## Items from a figure collection
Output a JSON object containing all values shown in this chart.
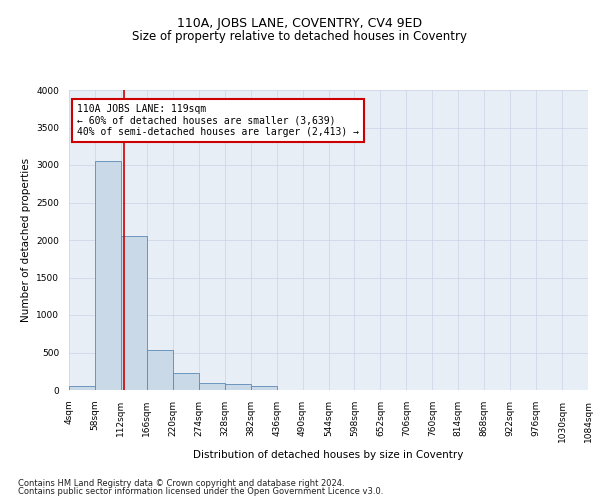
{
  "title": "110A, JOBS LANE, COVENTRY, CV4 9ED",
  "subtitle": "Size of property relative to detached houses in Coventry",
  "xlabel": "Distribution of detached houses by size in Coventry",
  "ylabel": "Number of detached properties",
  "bin_edges": [
    4,
    58,
    112,
    166,
    220,
    274,
    328,
    382,
    436,
    490,
    544,
    598,
    652,
    706,
    760,
    814,
    868,
    922,
    976,
    1030,
    1084
  ],
  "bin_labels": [
    "4sqm",
    "58sqm",
    "112sqm",
    "166sqm",
    "220sqm",
    "274sqm",
    "328sqm",
    "382sqm",
    "436sqm",
    "490sqm",
    "544sqm",
    "598sqm",
    "652sqm",
    "706sqm",
    "760sqm",
    "814sqm",
    "868sqm",
    "922sqm",
    "976sqm",
    "1030sqm",
    "1084sqm"
  ],
  "bar_values": [
    50,
    3050,
    2050,
    530,
    230,
    100,
    80,
    60,
    5,
    0,
    0,
    0,
    0,
    0,
    0,
    0,
    0,
    0,
    0,
    0
  ],
  "bar_facecolor": "#c9d9e8",
  "bar_edgecolor": "#5b8ab5",
  "vline_x": 119,
  "vline_color": "#cc0000",
  "ylim": [
    0,
    4000
  ],
  "yticks": [
    0,
    500,
    1000,
    1500,
    2000,
    2500,
    3000,
    3500,
    4000
  ],
  "annotation_line1": "110A JOBS LANE: 119sqm",
  "annotation_line2": "← 60% of detached houses are smaller (3,639)",
  "annotation_line3": "40% of semi-detached houses are larger (2,413) →",
  "grid_color": "#c8d4e4",
  "background_color": "#e8eef6",
  "footer_line1": "Contains HM Land Registry data © Crown copyright and database right 2024.",
  "footer_line2": "Contains public sector information licensed under the Open Government Licence v3.0.",
  "title_fontsize": 9,
  "subtitle_fontsize": 8.5,
  "axis_label_fontsize": 7.5,
  "tick_fontsize": 6.5,
  "annotation_fontsize": 7,
  "footer_fontsize": 6
}
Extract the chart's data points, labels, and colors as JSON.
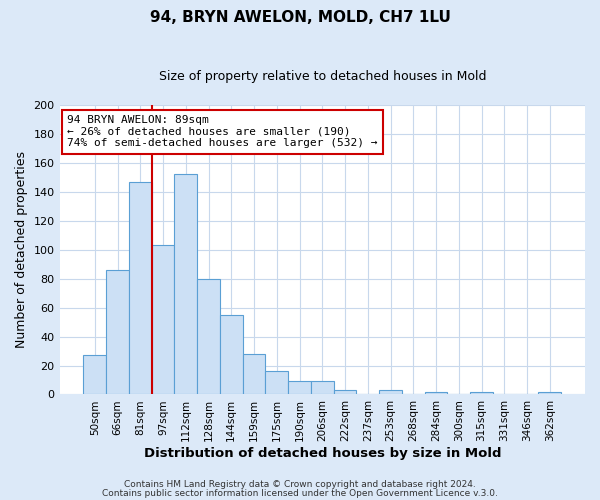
{
  "title": "94, BRYN AWELON, MOLD, CH7 1LU",
  "subtitle": "Size of property relative to detached houses in Mold",
  "xlabel": "Distribution of detached houses by size in Mold",
  "ylabel": "Number of detached properties",
  "bin_labels": [
    "50sqm",
    "66sqm",
    "81sqm",
    "97sqm",
    "112sqm",
    "128sqm",
    "144sqm",
    "159sqm",
    "175sqm",
    "190sqm",
    "206sqm",
    "222sqm",
    "237sqm",
    "253sqm",
    "268sqm",
    "284sqm",
    "300sqm",
    "315sqm",
    "331sqm",
    "346sqm",
    "362sqm"
  ],
  "bar_heights": [
    27,
    86,
    147,
    103,
    152,
    80,
    55,
    28,
    16,
    9,
    9,
    3,
    0,
    3,
    0,
    2,
    0,
    2,
    0,
    0,
    2
  ],
  "bar_color": "#cce0f5",
  "bar_edge_color": "#5a9fd4",
  "vline_color": "#cc0000",
  "vline_position": 2.5,
  "ylim": [
    0,
    200
  ],
  "yticks": [
    0,
    20,
    40,
    60,
    80,
    100,
    120,
    140,
    160,
    180,
    200
  ],
  "annotation_title": "94 BRYN AWELON: 89sqm",
  "annotation_line1": "← 26% of detached houses are smaller (190)",
  "annotation_line2": "74% of semi-detached houses are larger (532) →",
  "annotation_box_facecolor": "#ffffff",
  "annotation_box_edgecolor": "#cc0000",
  "footer1": "Contains HM Land Registry data © Crown copyright and database right 2024.",
  "footer2": "Contains public sector information licensed under the Open Government Licence v.3.0.",
  "fig_bg_color": "#dce9f8",
  "plot_bg_color": "#ffffff",
  "grid_color": "#c8d8ec",
  "title_fontsize": 11,
  "subtitle_fontsize": 9
}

## What to produce
Omit every picture, and otherwise quote the entries exactly.

## Correct result
Output a JSON object containing all values shown in this chart.
{
  "title": "110A, JOBS LANE, COVENTRY, CV4 9ED",
  "subtitle": "Size of property relative to detached houses in Coventry",
  "xlabel": "Distribution of detached houses by size in Coventry",
  "ylabel": "Number of detached properties",
  "bin_edges": [
    4,
    58,
    112,
    166,
    220,
    274,
    328,
    382,
    436,
    490,
    544,
    598,
    652,
    706,
    760,
    814,
    868,
    922,
    976,
    1030,
    1084
  ],
  "bin_labels": [
    "4sqm",
    "58sqm",
    "112sqm",
    "166sqm",
    "220sqm",
    "274sqm",
    "328sqm",
    "382sqm",
    "436sqm",
    "490sqm",
    "544sqm",
    "598sqm",
    "652sqm",
    "706sqm",
    "760sqm",
    "814sqm",
    "868sqm",
    "922sqm",
    "976sqm",
    "1030sqm",
    "1084sqm"
  ],
  "bar_values": [
    50,
    3050,
    2050,
    530,
    230,
    100,
    80,
    60,
    5,
    0,
    0,
    0,
    0,
    0,
    0,
    0,
    0,
    0,
    0,
    0
  ],
  "bar_facecolor": "#c9d9e8",
  "bar_edgecolor": "#5b8ab5",
  "vline_x": 119,
  "vline_color": "#cc0000",
  "ylim": [
    0,
    4000
  ],
  "yticks": [
    0,
    500,
    1000,
    1500,
    2000,
    2500,
    3000,
    3500,
    4000
  ],
  "annotation_line1": "110A JOBS LANE: 119sqm",
  "annotation_line2": "← 60% of detached houses are smaller (3,639)",
  "annotation_line3": "40% of semi-detached houses are larger (2,413) →",
  "grid_color": "#c8d4e4",
  "background_color": "#e8eef6",
  "footer_line1": "Contains HM Land Registry data © Crown copyright and database right 2024.",
  "footer_line2": "Contains public sector information licensed under the Open Government Licence v3.0.",
  "title_fontsize": 9,
  "subtitle_fontsize": 8.5,
  "axis_label_fontsize": 7.5,
  "tick_fontsize": 6.5,
  "annotation_fontsize": 7,
  "footer_fontsize": 6
}
Extract the chart's data points, labels, and colors as JSON.
{
  "title": "94, BRYN AWELON, MOLD, CH7 1LU",
  "subtitle": "Size of property relative to detached houses in Mold",
  "xlabel": "Distribution of detached houses by size in Mold",
  "ylabel": "Number of detached properties",
  "bin_labels": [
    "50sqm",
    "66sqm",
    "81sqm",
    "97sqm",
    "112sqm",
    "128sqm",
    "144sqm",
    "159sqm",
    "175sqm",
    "190sqm",
    "206sqm",
    "222sqm",
    "237sqm",
    "253sqm",
    "268sqm",
    "284sqm",
    "300sqm",
    "315sqm",
    "331sqm",
    "346sqm",
    "362sqm"
  ],
  "bar_heights": [
    27,
    86,
    147,
    103,
    152,
    80,
    55,
    28,
    16,
    9,
    9,
    3,
    0,
    3,
    0,
    2,
    0,
    2,
    0,
    0,
    2
  ],
  "bar_color": "#cce0f5",
  "bar_edge_color": "#5a9fd4",
  "vline_color": "#cc0000",
  "vline_position": 2.5,
  "ylim": [
    0,
    200
  ],
  "yticks": [
    0,
    20,
    40,
    60,
    80,
    100,
    120,
    140,
    160,
    180,
    200
  ],
  "annotation_title": "94 BRYN AWELON: 89sqm",
  "annotation_line1": "← 26% of detached houses are smaller (190)",
  "annotation_line2": "74% of semi-detached houses are larger (532) →",
  "annotation_box_facecolor": "#ffffff",
  "annotation_box_edgecolor": "#cc0000",
  "footer1": "Contains HM Land Registry data © Crown copyright and database right 2024.",
  "footer2": "Contains public sector information licensed under the Open Government Licence v.3.0.",
  "fig_bg_color": "#dce9f8",
  "plot_bg_color": "#ffffff",
  "grid_color": "#c8d8ec",
  "title_fontsize": 11,
  "subtitle_fontsize": 9
}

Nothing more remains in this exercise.